## Description of the task
Extract each line of the records below that contains the word "content".

• • •

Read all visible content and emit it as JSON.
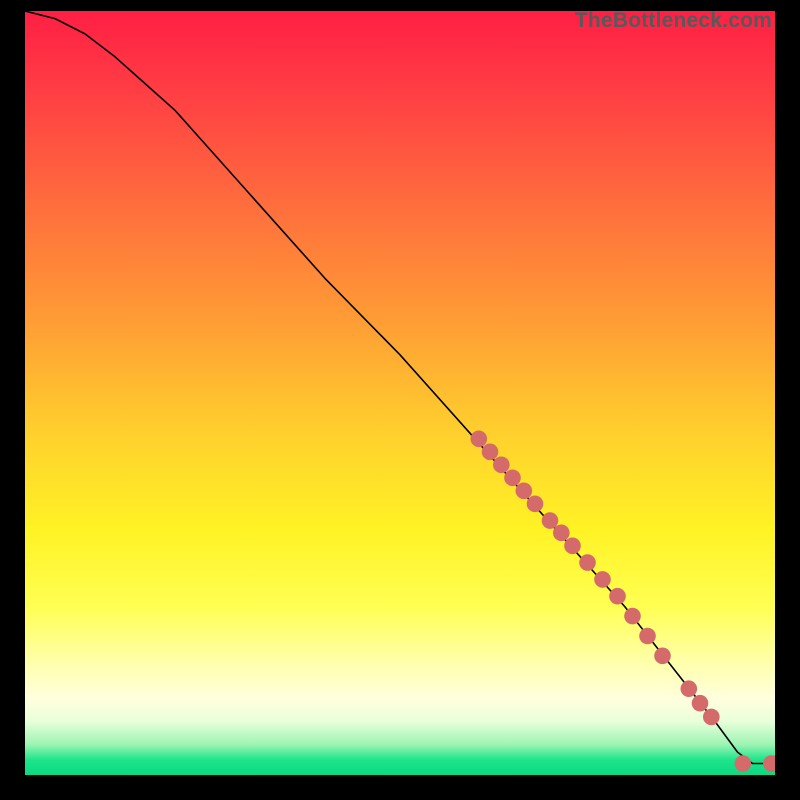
{
  "watermark": "TheBottleneck.com",
  "chart_data": {
    "type": "line",
    "title": "",
    "xlabel": "",
    "ylabel": "",
    "xlim": [
      0,
      100
    ],
    "ylim": [
      0,
      100
    ],
    "curve": {
      "x": [
        0,
        4,
        8,
        12,
        20,
        30,
        40,
        50,
        60,
        70,
        80,
        88,
        92,
        95,
        97,
        100
      ],
      "y": [
        100,
        99,
        97,
        94,
        87,
        76,
        65,
        55,
        44,
        33,
        22,
        12,
        7,
        3,
        1.5,
        1.5
      ]
    },
    "series": [
      {
        "name": "points-upper",
        "type": "scatter",
        "color": "#d46a6a",
        "radius_pct": 1.1,
        "points": [
          {
            "x": 60.5,
            "y": 44.0
          },
          {
            "x": 62.0,
            "y": 42.3
          },
          {
            "x": 63.5,
            "y": 40.6
          },
          {
            "x": 65.0,
            "y": 38.9
          },
          {
            "x": 66.5,
            "y": 37.2
          },
          {
            "x": 68.0,
            "y": 35.5
          },
          {
            "x": 70.0,
            "y": 33.3
          },
          {
            "x": 71.5,
            "y": 31.7
          },
          {
            "x": 73.0,
            "y": 30.0
          },
          {
            "x": 75.0,
            "y": 27.8
          },
          {
            "x": 77.0,
            "y": 25.6
          },
          {
            "x": 79.0,
            "y": 23.4
          },
          {
            "x": 81.0,
            "y": 20.8
          },
          {
            "x": 83.0,
            "y": 18.2
          },
          {
            "x": 85.0,
            "y": 15.6
          }
        ]
      },
      {
        "name": "points-lower",
        "type": "scatter",
        "color": "#d46a6a",
        "radius_pct": 1.1,
        "points": [
          {
            "x": 88.5,
            "y": 11.3
          },
          {
            "x": 90.0,
            "y": 9.4
          },
          {
            "x": 91.5,
            "y": 7.6
          }
        ]
      },
      {
        "name": "points-bottom",
        "type": "scatter",
        "color": "#d46a6a",
        "radius_pct": 1.1,
        "points": [
          {
            "x": 95.7,
            "y": 1.5
          },
          {
            "x": 99.5,
            "y": 1.5
          }
        ]
      }
    ]
  }
}
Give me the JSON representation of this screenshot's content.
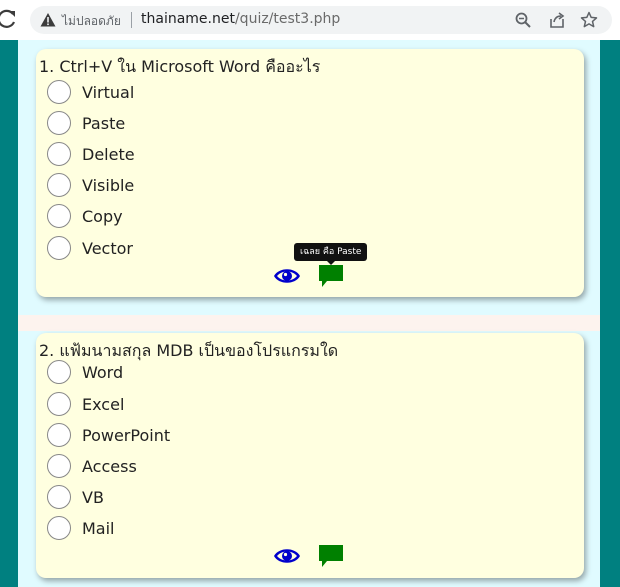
{
  "browser": {
    "security_label": "ไม่ปลอดภัย",
    "url_host": "thainame.net",
    "url_path": "/quiz/test3.php",
    "icons": [
      "reload-icon",
      "warning-icon",
      "zoom-icon",
      "share-icon",
      "star-icon"
    ]
  },
  "questions": [
    {
      "text": "1. Ctrl+V ใน Microsoft Word คืออะไร",
      "options": [
        "Virtual",
        "Paste",
        "Delete",
        "Visible",
        "Copy",
        "Vector"
      ],
      "tooltip": "เฉลย คือ Paste"
    },
    {
      "text": "2. แฟ้มนามสกุล MDB เป็นของโปรแกรมใด",
      "options": [
        "Word",
        "Excel",
        "PowerPoint",
        "Access",
        "VB",
        "Mail"
      ]
    }
  ],
  "colors": {
    "background": "#008080",
    "page": "#e0fbff",
    "card": "#ffffe0",
    "eye_icon": "#0000cc",
    "chat_icon": "#008000"
  }
}
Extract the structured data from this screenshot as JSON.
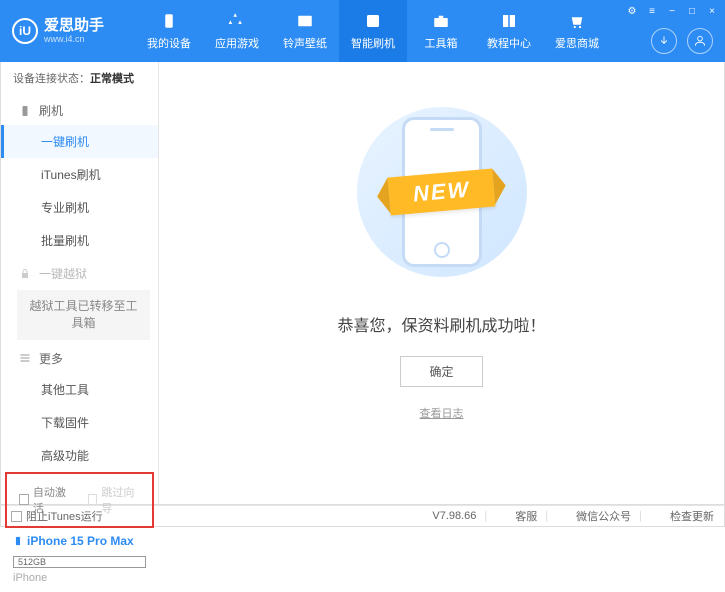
{
  "header": {
    "app_name": "爱思助手",
    "app_url": "www.i4.cn",
    "logo_letter": "iU"
  },
  "nav": {
    "items": [
      {
        "label": "我的设备"
      },
      {
        "label": "应用游戏"
      },
      {
        "label": "铃声壁纸"
      },
      {
        "label": "智能刷机"
      },
      {
        "label": "工具箱"
      },
      {
        "label": "教程中心"
      },
      {
        "label": "爱思商城"
      }
    ]
  },
  "sidebar": {
    "status_label": "设备连接状态：",
    "status_value": "正常模式",
    "section_flash": "刷机",
    "items_flash": [
      "一键刷机",
      "iTunes刷机",
      "专业刷机",
      "批量刷机"
    ],
    "section_jailbreak": "一键越狱",
    "jailbreak_note": "越狱工具已转移至工具箱",
    "section_more": "更多",
    "items_more": [
      "其他工具",
      "下载固件",
      "高级功能"
    ],
    "checkbox1": "自动激活",
    "checkbox2": "跳过向导",
    "device_name": "iPhone 15 Pro Max",
    "device_storage": "512GB",
    "device_type": "iPhone"
  },
  "main": {
    "ribbon_text": "NEW",
    "success_message": "恭喜您，保资料刷机成功啦！",
    "ok_button": "确定",
    "view_log": "查看日志"
  },
  "footer": {
    "block_itunes": "阻止iTunes运行",
    "version": "V7.98.66",
    "support": "客服",
    "wechat": "微信公众号",
    "check_update": "检查更新"
  }
}
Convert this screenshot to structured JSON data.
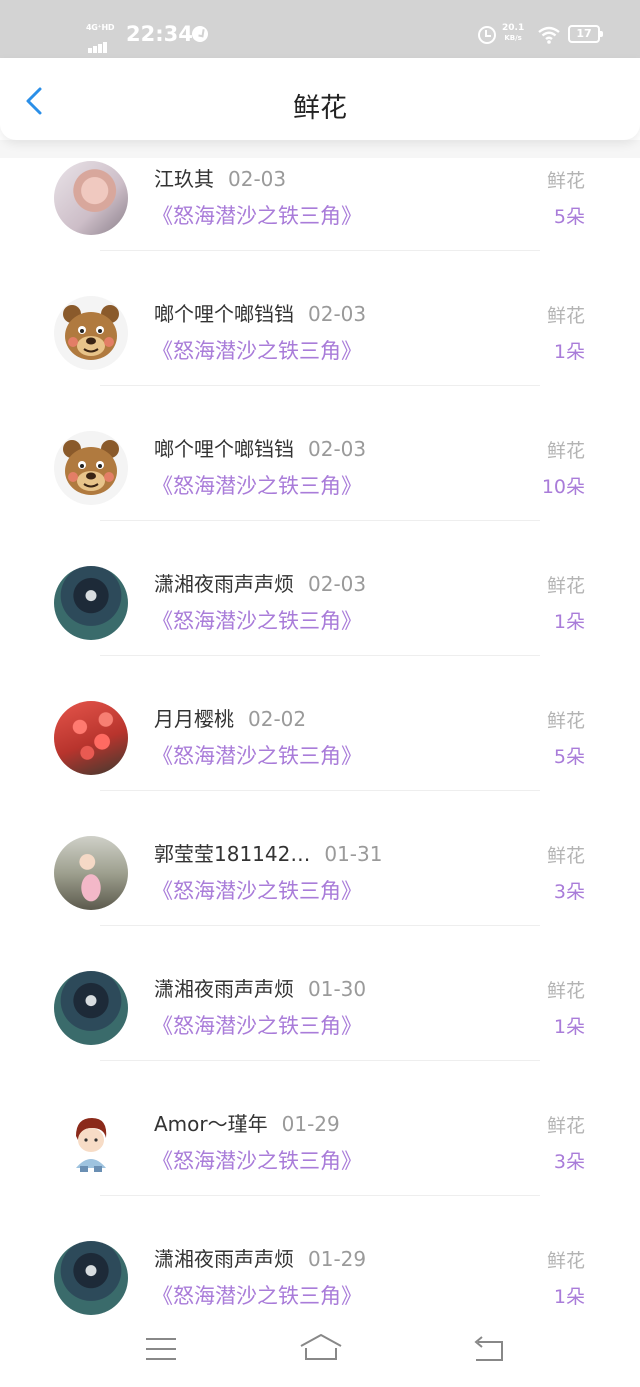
{
  "status_bar": {
    "network": "4G⁺HD",
    "time": "22:34",
    "speed_value": "20.1",
    "speed_unit": "KB/s",
    "battery": "17",
    "icons": [
      "signal-icon",
      "clock-icon",
      "alarm-icon",
      "wifi-icon",
      "battery-icon"
    ]
  },
  "header": {
    "title": "鲜花",
    "back_icon": "chevron-left-icon",
    "accent_color": "#2b8fe8"
  },
  "colors": {
    "book": "#a97cd9",
    "count": "#a97cd9",
    "type": "#b4b4b4",
    "name": "#333333",
    "date": "#9a9a9a"
  },
  "items": [
    {
      "name": "江玖其",
      "date": "02-03",
      "book": "《怒海潜沙之铁三角》",
      "type": "鲜花",
      "count": "5朵",
      "avatar": "hand-photo"
    },
    {
      "name": "啷个哩个啷铛铛",
      "date": "02-03",
      "book": "《怒海潜沙之铁三角》",
      "type": "鲜花",
      "count": "1朵",
      "avatar": "bear-cartoon"
    },
    {
      "name": "啷个哩个啷铛铛",
      "date": "02-03",
      "book": "《怒海潜沙之铁三角》",
      "type": "鲜花",
      "count": "10朵",
      "avatar": "bear-cartoon"
    },
    {
      "name": "潇湘夜雨声声烦",
      "date": "02-03",
      "book": "《怒海潜沙之铁三角》",
      "type": "鲜花",
      "count": "1朵",
      "avatar": "hooded-figure"
    },
    {
      "name": "月月樱桃",
      "date": "02-02",
      "book": "《怒海潜沙之铁三角》",
      "type": "鲜花",
      "count": "5朵",
      "avatar": "red-flowers"
    },
    {
      "name": "郭莹莹181142…",
      "date": "01-31",
      "book": "《怒海潜沙之铁三角》",
      "type": "鲜花",
      "count": "3朵",
      "avatar": "child-photo"
    },
    {
      "name": "潇湘夜雨声声烦",
      "date": "01-30",
      "book": "《怒海潜沙之铁三角》",
      "type": "鲜花",
      "count": "1朵",
      "avatar": "hooded-figure"
    },
    {
      "name": "Amor～瑾年",
      "date": "01-29",
      "book": "《怒海潜沙之铁三角》",
      "type": "鲜花",
      "count": "3朵",
      "avatar": "anime-boy"
    },
    {
      "name": "潇湘夜雨声声烦",
      "date": "01-29",
      "book": "《怒海潜沙之铁三角》",
      "type": "鲜花",
      "count": "1朵",
      "avatar": "hooded-figure"
    }
  ],
  "bottom_nav": {
    "icons": [
      "menu-icon",
      "home-icon",
      "back-icon"
    ]
  }
}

• • •

## Completed task
Read all visible content and emit it as JSON.
Give me the JSON representation of this screenshot's content.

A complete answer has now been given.